- Exercise
Edit the passage on traditional and modern societies between "Status of a" and "to egalitarian pattern.", inclusive, and write "male dominance" wherever "patriarchy" appears.

- Passage for review
*** Begin section ***
Social control through gossip or social
pressure has been replaced by formal agencies like police and legal system in
the modern societies. Due to the
diversities of culture in the modern society, the cultural norms may conflict
with each other. Therefore, the whole system gets formalized and enforced by
agencies authorized by the law of the country.
Traditional societies experience rigid
patterns of inequality and there is limited social mobility. Modern societies
exhibit fluid patterns of social inequality.
Status of a person is an achieved one and there are plenty of
opportunities to move from one occupation to another. In modern industrial societies there is lot
of social mobility.
In the traditional societies patriarchy is
highly pronounced. Women are subordinate
to men and most of their lives are centered in the home. As we move toward modern societies,
patriarchy starts declining. Societies
move toward universal education and women start participating in the labor
force. As a result they become
financially independent and fight for their rights. Hence the decision making
becomes fluid, moving away from authoritarian pattern to egalitarian pattern.
All this change, amounts to women empowerment.
*** End section ***
[Document layout analysis data]
*** Begin section ***
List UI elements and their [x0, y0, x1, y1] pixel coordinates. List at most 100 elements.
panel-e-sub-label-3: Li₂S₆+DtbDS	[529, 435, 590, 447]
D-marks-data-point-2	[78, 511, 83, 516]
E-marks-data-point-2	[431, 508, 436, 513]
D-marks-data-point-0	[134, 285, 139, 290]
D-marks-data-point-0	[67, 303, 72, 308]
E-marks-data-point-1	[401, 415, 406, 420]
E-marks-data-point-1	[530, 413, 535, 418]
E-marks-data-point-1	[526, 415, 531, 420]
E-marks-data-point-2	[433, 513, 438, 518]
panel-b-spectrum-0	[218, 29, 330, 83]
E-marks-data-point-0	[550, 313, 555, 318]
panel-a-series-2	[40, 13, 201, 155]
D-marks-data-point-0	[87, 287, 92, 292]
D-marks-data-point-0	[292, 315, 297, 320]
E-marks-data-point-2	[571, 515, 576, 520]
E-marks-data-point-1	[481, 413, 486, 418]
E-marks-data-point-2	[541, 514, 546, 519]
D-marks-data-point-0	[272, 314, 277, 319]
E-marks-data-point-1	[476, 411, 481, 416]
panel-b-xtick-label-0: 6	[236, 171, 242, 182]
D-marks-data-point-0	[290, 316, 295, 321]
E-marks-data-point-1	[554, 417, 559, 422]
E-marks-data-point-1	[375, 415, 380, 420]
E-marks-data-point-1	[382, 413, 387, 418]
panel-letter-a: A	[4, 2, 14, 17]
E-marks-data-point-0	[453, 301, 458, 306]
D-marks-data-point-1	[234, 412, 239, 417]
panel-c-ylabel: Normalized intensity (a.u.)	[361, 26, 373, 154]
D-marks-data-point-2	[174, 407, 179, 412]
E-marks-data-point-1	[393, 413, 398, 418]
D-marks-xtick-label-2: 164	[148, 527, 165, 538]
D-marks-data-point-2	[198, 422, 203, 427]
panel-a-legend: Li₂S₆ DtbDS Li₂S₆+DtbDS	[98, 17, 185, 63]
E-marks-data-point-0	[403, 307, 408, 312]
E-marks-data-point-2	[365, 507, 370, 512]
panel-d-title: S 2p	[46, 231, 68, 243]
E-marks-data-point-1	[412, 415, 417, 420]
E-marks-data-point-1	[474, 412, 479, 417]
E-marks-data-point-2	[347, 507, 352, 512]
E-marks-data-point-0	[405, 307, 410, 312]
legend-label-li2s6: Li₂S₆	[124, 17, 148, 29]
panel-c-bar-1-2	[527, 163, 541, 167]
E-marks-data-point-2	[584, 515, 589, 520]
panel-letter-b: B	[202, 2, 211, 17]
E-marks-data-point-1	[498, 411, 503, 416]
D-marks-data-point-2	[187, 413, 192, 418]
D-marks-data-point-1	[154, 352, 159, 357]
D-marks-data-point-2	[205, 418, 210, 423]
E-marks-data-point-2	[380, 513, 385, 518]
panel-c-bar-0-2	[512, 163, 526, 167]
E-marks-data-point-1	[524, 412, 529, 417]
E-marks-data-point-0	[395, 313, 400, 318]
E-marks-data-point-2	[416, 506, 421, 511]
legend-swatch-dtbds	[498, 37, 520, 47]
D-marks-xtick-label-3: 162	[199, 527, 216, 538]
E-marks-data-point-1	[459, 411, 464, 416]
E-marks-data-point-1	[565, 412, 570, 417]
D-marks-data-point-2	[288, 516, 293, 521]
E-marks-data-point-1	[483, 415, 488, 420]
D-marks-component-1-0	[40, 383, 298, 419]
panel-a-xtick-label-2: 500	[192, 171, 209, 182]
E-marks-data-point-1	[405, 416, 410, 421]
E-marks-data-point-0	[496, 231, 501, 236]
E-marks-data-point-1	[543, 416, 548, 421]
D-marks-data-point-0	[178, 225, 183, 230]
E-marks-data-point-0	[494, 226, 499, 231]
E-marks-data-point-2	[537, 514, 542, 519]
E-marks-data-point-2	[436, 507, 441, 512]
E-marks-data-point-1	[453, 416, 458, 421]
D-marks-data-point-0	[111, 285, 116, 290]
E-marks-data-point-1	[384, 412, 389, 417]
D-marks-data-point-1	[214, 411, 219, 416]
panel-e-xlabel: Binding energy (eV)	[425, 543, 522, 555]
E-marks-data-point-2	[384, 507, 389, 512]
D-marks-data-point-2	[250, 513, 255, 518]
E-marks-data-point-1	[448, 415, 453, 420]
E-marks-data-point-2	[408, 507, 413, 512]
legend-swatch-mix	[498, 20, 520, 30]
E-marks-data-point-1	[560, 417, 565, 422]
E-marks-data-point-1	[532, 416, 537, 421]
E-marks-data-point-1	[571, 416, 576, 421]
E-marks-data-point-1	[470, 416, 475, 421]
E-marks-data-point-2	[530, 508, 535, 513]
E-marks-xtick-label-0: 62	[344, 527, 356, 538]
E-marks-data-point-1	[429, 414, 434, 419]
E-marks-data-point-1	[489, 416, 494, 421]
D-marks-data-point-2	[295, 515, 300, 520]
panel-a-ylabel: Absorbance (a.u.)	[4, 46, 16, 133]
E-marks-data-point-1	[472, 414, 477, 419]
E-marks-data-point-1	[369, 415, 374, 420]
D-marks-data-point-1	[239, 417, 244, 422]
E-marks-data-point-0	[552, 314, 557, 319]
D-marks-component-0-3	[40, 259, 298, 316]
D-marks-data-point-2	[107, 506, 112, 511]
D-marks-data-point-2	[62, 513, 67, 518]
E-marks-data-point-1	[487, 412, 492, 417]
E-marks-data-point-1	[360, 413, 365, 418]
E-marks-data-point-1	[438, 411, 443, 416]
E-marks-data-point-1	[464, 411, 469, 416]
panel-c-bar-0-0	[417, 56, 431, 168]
*** End section ***
- Answer box
Status of a person is an achieved one and there are plenty of
opportunities to move from one occupation to another. In modern industrial societies there is lot
of social mobility.
In the traditional societies male dominance is
highly pronounced. Women are subordinate
to men and most of their lives are centered in the home. As we move toward modern societies,
male dominance starts declining. Societies
move toward universal education and women start participating in the labor
force. As a result they become
financially independent and fight for their rights. Hence the decision making
becomes fluid, moving away from authoritarian pattern to egalitarian pattern.